* Start Data rows *
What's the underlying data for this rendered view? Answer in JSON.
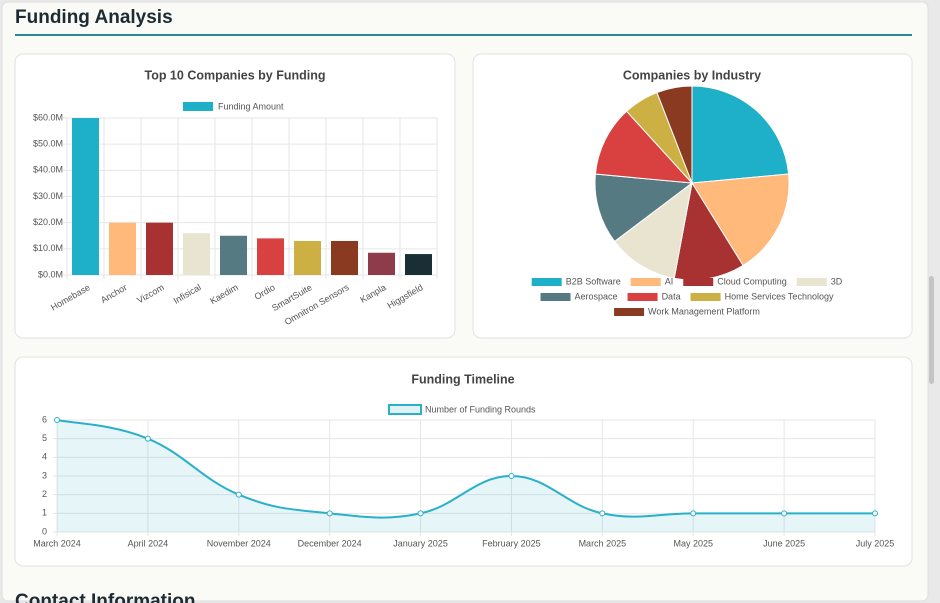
{
  "header": {
    "title": "Funding Analysis"
  },
  "chart_data": [
    {
      "type": "bar",
      "title": "Top 10 Companies by Funding",
      "categories": [
        "Homebase",
        "Anchor",
        "Vizcom",
        "Infisical",
        "Kaedim",
        "Ordio",
        "SmartSuite",
        "Omnitron Sensors",
        "Kanpla",
        "Higgsfield"
      ],
      "series": [
        {
          "name": "Funding Amount",
          "color": "#1fb0c9",
          "colors": [
            "#1fb0c9",
            "#ffb97a",
            "#a83232",
            "#e8e4d0",
            "#567a82",
            "#d94040",
            "#cdb043",
            "#8b3a22",
            "#8e3b4b",
            "#1a2e35"
          ],
          "values": [
            60000000,
            20000000,
            20000000,
            16000000,
            15000000,
            14000000,
            13000000,
            13000000,
            8500000,
            8000000
          ]
        }
      ],
      "ylim": [
        0,
        60000000
      ],
      "yticks": [
        {
          "value": 0,
          "label": "$0.0M"
        },
        {
          "value": 10000000,
          "label": "$10.0M"
        },
        {
          "value": 20000000,
          "label": "$20.0M"
        },
        {
          "value": 30000000,
          "label": "$30.0M"
        },
        {
          "value": 40000000,
          "label": "$40.0M"
        },
        {
          "value": 50000000,
          "label": "$50.0M"
        },
        {
          "value": 60000000,
          "label": "$60.0M"
        }
      ],
      "grid": true
    },
    {
      "type": "pie",
      "title": "Companies by Industry",
      "categories": [
        "B2B Software",
        "AI",
        "Cloud Computing",
        "3D",
        "Aerospace",
        "Data",
        "Home Services Technology",
        "Work Management Platform"
      ],
      "values": [
        4,
        3,
        2,
        2,
        2,
        2,
        1,
        1
      ],
      "colors": [
        "#1fb0c9",
        "#ffb97a",
        "#a83232",
        "#e8e4d0",
        "#567a82",
        "#d94040",
        "#cdb043",
        "#8b3a22"
      ]
    },
    {
      "type": "line",
      "title": "Funding Timeline",
      "categories": [
        "March 2024",
        "April 2024",
        "November 2024",
        "December 2024",
        "January 2025",
        "February 2025",
        "March 2025",
        "May 2025",
        "June 2025",
        "July 2025"
      ],
      "series": [
        {
          "name": "Number of Funding Rounds",
          "color": "#2ab0c9",
          "values": [
            6,
            5,
            2,
            1,
            1,
            3,
            1,
            1,
            1,
            1
          ]
        }
      ],
      "ylim": [
        0,
        6
      ],
      "yticks": [
        0,
        1,
        2,
        3,
        4,
        5,
        6
      ],
      "grid": true
    }
  ],
  "footer": {
    "title": "Contact Information"
  }
}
* End Data rows *
◆ Exercise prompt: Copy out all the entries exactly. Images stay out of the copy.

◆ Result below:
What's the underlying data for this rendered view? Answer in JSON.
{
  "header": {
    "title": "Funding Analysis"
  },
  "chart_data": [
    {
      "type": "bar",
      "title": "Top 10 Companies by Funding",
      "categories": [
        "Homebase",
        "Anchor",
        "Vizcom",
        "Infisical",
        "Kaedim",
        "Ordio",
        "SmartSuite",
        "Omnitron Sensors",
        "Kanpla",
        "Higgsfield"
      ],
      "series": [
        {
          "name": "Funding Amount",
          "color": "#1fb0c9",
          "colors": [
            "#1fb0c9",
            "#ffb97a",
            "#a83232",
            "#e8e4d0",
            "#567a82",
            "#d94040",
            "#cdb043",
            "#8b3a22",
            "#8e3b4b",
            "#1a2e35"
          ],
          "values": [
            60000000,
            20000000,
            20000000,
            16000000,
            15000000,
            14000000,
            13000000,
            13000000,
            8500000,
            8000000
          ]
        }
      ],
      "ylim": [
        0,
        60000000
      ],
      "yticks": [
        {
          "value": 0,
          "label": "$0.0M"
        },
        {
          "value": 10000000,
          "label": "$10.0M"
        },
        {
          "value": 20000000,
          "label": "$20.0M"
        },
        {
          "value": 30000000,
          "label": "$30.0M"
        },
        {
          "value": 40000000,
          "label": "$40.0M"
        },
        {
          "value": 50000000,
          "label": "$50.0M"
        },
        {
          "value": 60000000,
          "label": "$60.0M"
        }
      ],
      "grid": true
    },
    {
      "type": "pie",
      "title": "Companies by Industry",
      "categories": [
        "B2B Software",
        "AI",
        "Cloud Computing",
        "3D",
        "Aerospace",
        "Data",
        "Home Services Technology",
        "Work Management Platform"
      ],
      "values": [
        4,
        3,
        2,
        2,
        2,
        2,
        1,
        1
      ],
      "colors": [
        "#1fb0c9",
        "#ffb97a",
        "#a83232",
        "#e8e4d0",
        "#567a82",
        "#d94040",
        "#cdb043",
        "#8b3a22"
      ]
    },
    {
      "type": "line",
      "title": "Funding Timeline",
      "categories": [
        "March 2024",
        "April 2024",
        "November 2024",
        "December 2024",
        "January 2025",
        "February 2025",
        "March 2025",
        "May 2025",
        "June 2025",
        "July 2025"
      ],
      "series": [
        {
          "name": "Number of Funding Rounds",
          "color": "#2ab0c9",
          "values": [
            6,
            5,
            2,
            1,
            1,
            3,
            1,
            1,
            1,
            1
          ]
        }
      ],
      "ylim": [
        0,
        6
      ],
      "yticks": [
        0,
        1,
        2,
        3,
        4,
        5,
        6
      ],
      "grid": true
    }
  ],
  "footer": {
    "title": "Contact Information"
  }
}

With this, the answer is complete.